• _Given problem_:
Transcribe the records exactly from the line with "Read this page and output its text content." to the end, both included.

— Start Supplied entries —

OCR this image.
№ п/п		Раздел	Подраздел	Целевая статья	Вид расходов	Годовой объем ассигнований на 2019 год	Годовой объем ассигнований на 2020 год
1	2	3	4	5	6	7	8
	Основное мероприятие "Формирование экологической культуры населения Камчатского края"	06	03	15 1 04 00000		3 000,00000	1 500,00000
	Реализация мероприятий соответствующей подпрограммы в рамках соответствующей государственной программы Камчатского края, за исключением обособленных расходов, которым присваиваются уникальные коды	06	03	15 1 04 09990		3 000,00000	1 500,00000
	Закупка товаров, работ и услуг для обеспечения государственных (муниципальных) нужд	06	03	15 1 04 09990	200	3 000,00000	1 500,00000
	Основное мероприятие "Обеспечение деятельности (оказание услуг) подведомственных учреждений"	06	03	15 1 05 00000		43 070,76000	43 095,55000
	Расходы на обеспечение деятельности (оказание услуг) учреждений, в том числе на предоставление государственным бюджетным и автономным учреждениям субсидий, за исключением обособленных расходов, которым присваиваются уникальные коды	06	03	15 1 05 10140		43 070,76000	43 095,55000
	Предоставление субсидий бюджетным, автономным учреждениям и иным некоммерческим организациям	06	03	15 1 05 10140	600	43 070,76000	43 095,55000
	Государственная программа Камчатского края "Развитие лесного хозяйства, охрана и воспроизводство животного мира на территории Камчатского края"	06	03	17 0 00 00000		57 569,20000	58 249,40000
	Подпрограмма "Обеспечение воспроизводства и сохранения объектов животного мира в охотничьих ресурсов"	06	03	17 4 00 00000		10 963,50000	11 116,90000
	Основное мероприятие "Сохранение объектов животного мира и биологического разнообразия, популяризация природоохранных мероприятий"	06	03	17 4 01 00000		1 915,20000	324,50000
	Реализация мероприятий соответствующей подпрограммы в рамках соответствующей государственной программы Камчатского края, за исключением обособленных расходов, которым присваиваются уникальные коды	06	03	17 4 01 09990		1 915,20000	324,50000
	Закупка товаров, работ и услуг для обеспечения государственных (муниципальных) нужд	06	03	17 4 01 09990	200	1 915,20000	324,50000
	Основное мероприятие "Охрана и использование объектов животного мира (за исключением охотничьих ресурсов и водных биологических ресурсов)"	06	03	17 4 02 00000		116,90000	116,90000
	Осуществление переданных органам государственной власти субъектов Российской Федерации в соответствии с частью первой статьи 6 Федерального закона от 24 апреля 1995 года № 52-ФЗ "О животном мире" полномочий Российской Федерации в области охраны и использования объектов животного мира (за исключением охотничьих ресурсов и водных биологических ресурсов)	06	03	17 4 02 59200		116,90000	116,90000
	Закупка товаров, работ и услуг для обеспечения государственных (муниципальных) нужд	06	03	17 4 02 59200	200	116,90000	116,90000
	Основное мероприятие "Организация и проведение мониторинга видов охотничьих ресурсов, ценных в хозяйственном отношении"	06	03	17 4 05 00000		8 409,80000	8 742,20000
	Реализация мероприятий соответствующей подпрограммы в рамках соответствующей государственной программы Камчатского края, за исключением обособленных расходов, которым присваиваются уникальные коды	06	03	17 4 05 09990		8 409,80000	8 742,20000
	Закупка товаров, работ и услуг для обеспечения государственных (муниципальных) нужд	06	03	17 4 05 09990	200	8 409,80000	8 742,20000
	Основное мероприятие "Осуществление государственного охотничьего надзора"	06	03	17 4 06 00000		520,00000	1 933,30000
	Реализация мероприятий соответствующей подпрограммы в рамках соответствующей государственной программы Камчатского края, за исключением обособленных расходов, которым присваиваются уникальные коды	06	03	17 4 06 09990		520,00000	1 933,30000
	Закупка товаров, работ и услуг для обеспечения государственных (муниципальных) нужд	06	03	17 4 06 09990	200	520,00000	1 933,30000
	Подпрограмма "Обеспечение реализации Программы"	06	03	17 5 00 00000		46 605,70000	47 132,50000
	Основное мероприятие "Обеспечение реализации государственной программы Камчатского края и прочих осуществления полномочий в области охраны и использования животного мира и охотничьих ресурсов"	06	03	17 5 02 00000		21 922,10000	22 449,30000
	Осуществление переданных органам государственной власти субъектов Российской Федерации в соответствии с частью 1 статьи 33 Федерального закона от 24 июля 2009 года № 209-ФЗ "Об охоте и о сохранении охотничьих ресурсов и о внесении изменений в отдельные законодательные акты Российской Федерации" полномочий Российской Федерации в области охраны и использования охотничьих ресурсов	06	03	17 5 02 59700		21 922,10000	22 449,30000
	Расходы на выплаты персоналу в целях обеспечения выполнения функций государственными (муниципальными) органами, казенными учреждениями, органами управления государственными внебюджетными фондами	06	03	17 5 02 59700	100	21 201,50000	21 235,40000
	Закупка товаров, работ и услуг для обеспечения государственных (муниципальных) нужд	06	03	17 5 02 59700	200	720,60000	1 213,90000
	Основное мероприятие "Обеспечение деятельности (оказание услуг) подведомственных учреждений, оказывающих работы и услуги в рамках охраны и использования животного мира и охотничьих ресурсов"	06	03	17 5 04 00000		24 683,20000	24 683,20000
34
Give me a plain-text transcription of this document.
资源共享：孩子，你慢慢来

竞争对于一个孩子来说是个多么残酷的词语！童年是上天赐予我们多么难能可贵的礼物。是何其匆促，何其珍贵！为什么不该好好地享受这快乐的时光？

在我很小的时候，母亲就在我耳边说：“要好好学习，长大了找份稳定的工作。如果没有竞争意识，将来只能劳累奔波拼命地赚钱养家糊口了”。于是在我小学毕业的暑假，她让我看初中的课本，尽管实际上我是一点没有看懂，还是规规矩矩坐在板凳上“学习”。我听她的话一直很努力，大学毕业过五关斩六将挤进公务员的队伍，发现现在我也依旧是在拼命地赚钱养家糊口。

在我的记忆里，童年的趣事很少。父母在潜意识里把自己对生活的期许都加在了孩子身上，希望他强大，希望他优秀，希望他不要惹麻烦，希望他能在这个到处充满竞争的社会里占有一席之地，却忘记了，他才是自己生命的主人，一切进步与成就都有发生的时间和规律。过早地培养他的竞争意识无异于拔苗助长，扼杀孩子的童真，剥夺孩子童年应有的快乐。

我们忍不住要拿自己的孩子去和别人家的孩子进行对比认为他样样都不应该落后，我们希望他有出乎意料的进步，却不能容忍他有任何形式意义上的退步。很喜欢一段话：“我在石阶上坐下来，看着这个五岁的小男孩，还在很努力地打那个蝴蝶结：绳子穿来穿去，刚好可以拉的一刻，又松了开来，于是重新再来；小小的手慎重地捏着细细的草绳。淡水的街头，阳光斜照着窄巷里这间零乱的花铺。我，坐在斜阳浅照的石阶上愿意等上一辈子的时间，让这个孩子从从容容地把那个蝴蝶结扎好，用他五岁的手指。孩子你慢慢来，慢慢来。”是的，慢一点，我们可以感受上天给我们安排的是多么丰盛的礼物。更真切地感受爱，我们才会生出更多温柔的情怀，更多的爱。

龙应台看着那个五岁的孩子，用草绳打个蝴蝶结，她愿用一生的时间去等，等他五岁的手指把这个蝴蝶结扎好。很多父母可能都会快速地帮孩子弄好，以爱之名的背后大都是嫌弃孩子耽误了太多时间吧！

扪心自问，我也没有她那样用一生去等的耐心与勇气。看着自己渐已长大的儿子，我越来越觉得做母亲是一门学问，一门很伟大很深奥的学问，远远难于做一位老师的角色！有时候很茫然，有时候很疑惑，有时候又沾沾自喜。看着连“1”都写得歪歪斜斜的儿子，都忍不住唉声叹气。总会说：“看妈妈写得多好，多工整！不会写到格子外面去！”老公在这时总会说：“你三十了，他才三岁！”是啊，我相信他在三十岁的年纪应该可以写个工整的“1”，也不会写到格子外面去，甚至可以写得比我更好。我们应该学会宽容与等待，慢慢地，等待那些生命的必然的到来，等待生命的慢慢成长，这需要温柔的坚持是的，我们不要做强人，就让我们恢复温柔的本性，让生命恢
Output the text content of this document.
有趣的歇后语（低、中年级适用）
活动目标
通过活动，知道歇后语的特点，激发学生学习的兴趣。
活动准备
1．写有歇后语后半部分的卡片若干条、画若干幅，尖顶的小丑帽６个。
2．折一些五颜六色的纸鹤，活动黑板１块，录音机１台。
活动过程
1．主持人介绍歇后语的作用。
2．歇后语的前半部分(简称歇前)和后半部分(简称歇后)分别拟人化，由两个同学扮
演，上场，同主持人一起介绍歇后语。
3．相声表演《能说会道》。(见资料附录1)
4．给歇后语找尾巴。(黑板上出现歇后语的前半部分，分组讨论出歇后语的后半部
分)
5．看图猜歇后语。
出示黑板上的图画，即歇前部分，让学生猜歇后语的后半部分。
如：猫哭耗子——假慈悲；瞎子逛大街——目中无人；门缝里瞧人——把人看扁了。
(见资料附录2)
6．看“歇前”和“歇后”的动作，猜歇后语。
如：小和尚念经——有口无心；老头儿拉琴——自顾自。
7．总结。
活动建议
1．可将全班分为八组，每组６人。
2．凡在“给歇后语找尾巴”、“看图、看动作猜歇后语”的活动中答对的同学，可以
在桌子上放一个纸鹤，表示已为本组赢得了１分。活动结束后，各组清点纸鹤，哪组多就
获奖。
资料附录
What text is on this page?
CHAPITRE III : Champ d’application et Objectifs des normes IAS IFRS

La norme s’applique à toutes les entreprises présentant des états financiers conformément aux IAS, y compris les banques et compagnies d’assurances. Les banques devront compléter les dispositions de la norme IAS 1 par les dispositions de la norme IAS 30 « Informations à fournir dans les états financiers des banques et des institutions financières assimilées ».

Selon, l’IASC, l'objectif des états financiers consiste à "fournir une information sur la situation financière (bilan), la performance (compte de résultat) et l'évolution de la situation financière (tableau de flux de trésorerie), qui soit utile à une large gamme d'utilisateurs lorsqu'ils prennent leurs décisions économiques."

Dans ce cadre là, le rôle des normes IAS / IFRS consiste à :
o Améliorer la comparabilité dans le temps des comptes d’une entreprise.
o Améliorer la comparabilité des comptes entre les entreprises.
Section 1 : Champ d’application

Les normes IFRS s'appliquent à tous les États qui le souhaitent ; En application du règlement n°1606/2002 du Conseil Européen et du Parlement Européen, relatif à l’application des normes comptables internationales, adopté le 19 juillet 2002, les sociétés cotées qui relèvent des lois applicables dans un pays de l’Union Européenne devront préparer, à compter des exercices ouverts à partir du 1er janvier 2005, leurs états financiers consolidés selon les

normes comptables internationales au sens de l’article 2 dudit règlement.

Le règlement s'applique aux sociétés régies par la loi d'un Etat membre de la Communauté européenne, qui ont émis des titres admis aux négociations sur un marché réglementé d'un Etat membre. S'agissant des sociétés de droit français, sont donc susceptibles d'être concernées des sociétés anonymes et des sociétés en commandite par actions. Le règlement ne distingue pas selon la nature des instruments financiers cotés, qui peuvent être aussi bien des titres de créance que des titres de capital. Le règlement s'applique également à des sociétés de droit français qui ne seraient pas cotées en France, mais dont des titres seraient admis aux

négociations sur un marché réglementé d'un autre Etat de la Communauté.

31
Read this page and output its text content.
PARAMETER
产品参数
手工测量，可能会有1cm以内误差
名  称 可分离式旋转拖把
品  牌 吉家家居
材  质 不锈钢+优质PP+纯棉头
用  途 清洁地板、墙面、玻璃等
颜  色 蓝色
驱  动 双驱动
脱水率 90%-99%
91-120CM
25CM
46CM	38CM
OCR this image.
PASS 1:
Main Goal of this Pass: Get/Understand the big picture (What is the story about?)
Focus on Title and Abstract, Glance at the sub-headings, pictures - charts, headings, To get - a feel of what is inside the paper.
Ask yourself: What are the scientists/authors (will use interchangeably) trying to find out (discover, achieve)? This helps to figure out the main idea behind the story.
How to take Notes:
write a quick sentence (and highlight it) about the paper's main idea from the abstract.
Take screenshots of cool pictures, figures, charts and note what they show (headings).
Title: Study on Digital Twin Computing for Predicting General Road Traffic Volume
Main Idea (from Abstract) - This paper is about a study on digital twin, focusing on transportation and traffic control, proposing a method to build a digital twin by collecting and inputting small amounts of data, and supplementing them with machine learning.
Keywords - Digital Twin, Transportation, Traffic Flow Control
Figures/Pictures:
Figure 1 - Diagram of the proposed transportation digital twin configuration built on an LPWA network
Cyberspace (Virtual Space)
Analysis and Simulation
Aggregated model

— End Supplied entries —

• _Complete output_:
Read this page and output its text content.
PARAMETER
产品参数
手工测量，可能会有1cm以内误差
名  称 可分离式旋转拖把
品  牌 吉家家居
材  质 不锈钢+优质PP+纯棉头
用  途 清洁地板、墙面、玻璃等
颜  色 蓝色
驱  动 双驱动
脱水率 90%-99%
91-120CM
25CM
46CM	38CM
OCR this image.
PASS 1:
Main Goal of this Pass: Get/Understand the big picture (What is the story about?)
Focus on Title and Abstract, Glance at the sub-headings, pictures - charts, headings, To get - a feel of what is inside the paper.
Ask yourself: What are the scientists/authors (will use interchangeably) trying to find out (discover, achieve)? This helps to figure out the main idea behind the story.
How to take Notes:
write a quick sentence (and highlight it) about the paper's main idea from the abstract.
Take screenshots of cool pictures, figures, charts and note what they show (headings).
Title: Study on Digital Twin Computing for Predicting General Road Traffic Volume
Main Idea (from Abstract) - This paper is about a study on digital twin, focusing on transportation and traffic control, proposing a method to build a digital twin by collecting and inputting small amounts of data, and supplementing them with machine learning.
Keywords - Digital Twin, Transportation, Traffic Flow Control
Figures/Pictures:
Figure 1 - Diagram of the proposed transportation digital twin configuration built on an LPWA network
Cyberspace (Virtual Space)
Analysis and Simulation
Aggregated model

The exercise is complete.